Aim:
Repeat the records below exactly, leaving out every picture.

----- Material for the task

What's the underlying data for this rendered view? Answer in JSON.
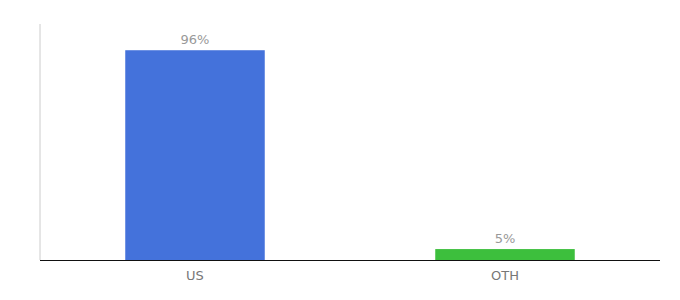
{
  "chart_data": {
    "type": "bar",
    "categories": [
      "US",
      "OTH"
    ],
    "values": [
      96,
      5
    ],
    "value_labels": [
      "96%",
      "5%"
    ],
    "colors": [
      "#4472db",
      "#3dbf3d"
    ],
    "ylim": [
      0,
      108
    ],
    "grid": false,
    "data_labels": true,
    "tick_labels": "x"
  }
}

----------

Final result:
What's the underlying data for this rendered view? Answer in JSON.
{
  "chart_data": {
    "type": "bar",
    "categories": [
      "US",
      "OTH"
    ],
    "values": [
      96,
      5
    ],
    "value_labels": [
      "96%",
      "5%"
    ],
    "colors": [
      "#4472db",
      "#3dbf3d"
    ],
    "ylim": [
      0,
      108
    ],
    "grid": false,
    "data_labels": true,
    "tick_labels": "x"
  }
}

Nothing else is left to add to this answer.